透析患者、コロナワクチンで抗体増えにくく 横浜市大
横浜市立大学の田村功一主任教授らは血液透析を受けている患者では新型コロナウイルスのワクチン接種後に抗体の量が増えにくいことが分かったと発表した。抗体の量の最大値は健康な人の約3分の1だった。患者の栄養状態を改善したりビタミンDを補充したりすると抗体の量を高められる可能性があることも分かった。
慢性腎臓病が進行して血液透析を受けている国内の患者約410人と、透析施設の健康な医療スタッフ約160人を調べた。2回目のワクチン接種から6カ月後まで複数回血液を検査し、新型コロナウイルスの表面のたんぱく質に作用する抗体の量の変化を調べた。
どちらのグループも接種1カ月後に抗体の量が最大になり、その後減った。患者の抗体の量は健康な人より少なく、最大値は健康な人の約3分の1だった。
ただし抗体の量が減る速度には違いがみられず、最大値を高められれば血液透析を受けている患者でも抗体量が多い状態を維持しやすいとみられる。栄養を取れている人や貧血状態を改善している人、ビタミンDを補充している人などは血液透析を受けていても抗体量の最大値が比較的高い傾向にあった。
慢性腎臓病の患者は免疫に関わる細胞の機能が落ちており、他のワクチンでも接種後に抗体量が増えにくいことが分かっている。新型コロナワクチンについてはイスラエルや米国などから血液透析患者の抗体量の長期的な経過のデータが報告されていたが、日本など東アジアからはこれまで報告がなかったとしている。

● ● ● ● ● ● ●

# 課題一覧
**1)** 本文で、血液透析を受けていても抗体量の最大値が比較的高い傾向にあったとされる人をすべて挙げよ。
**2)** 本文から、「透析患者、コロナワクチンで抗体増えにくく 横浜市大」から「可能性があることも分かった。」までを、両端を含めてそのまま抜き出せ。

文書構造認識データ
● ● ● ● ● ● ●

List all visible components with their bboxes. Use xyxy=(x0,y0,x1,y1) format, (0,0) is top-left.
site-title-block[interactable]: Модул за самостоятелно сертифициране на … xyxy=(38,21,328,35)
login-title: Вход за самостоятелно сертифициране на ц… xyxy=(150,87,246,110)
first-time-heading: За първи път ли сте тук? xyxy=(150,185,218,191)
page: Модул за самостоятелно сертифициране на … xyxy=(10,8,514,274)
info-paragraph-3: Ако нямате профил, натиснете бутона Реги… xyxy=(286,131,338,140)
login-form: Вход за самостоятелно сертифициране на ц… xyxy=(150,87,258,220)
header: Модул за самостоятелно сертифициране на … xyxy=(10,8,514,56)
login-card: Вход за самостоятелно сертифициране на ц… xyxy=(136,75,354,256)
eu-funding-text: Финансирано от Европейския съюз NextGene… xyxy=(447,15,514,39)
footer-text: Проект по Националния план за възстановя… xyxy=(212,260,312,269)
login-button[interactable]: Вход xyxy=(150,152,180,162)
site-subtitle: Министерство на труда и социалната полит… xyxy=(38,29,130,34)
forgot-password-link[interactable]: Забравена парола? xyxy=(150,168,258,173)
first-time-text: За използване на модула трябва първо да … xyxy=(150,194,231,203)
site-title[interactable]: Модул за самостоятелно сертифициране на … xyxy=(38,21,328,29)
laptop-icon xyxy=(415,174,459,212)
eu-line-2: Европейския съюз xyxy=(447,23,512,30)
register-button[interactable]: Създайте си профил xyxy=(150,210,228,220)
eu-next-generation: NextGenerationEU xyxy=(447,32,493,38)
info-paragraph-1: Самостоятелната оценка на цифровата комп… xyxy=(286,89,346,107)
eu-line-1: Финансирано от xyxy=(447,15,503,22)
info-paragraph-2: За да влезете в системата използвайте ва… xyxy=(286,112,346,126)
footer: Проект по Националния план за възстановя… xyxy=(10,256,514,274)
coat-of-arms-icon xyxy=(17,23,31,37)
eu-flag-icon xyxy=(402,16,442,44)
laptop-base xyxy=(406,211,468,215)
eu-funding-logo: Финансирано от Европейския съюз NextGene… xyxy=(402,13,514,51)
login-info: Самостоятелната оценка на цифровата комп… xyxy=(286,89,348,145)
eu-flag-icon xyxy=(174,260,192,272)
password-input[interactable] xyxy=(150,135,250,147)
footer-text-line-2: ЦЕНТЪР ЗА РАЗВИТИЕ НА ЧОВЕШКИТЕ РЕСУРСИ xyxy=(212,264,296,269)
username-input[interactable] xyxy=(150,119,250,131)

● ● ● ● ● ● ●

# 課題の解答
**1)** 栄養を取れている人、貧血状態を改善している人、ビタミンDを補充している人

**2)**
透析患者、コロナワクチンで抗体増えにくく 横浜市大
横浜市立大学の田村功一主任教授らは血液透析を受けている患者では新型コロナウイルスのワクチン接種後に抗体の量が増えにくいことが分かったと発表した。抗体の量の最大値は健康な人の約3分の1だった。患者の栄養状態を改善したりビタミンDを補充したりすると抗体の量を高められる可能性があることも分かった。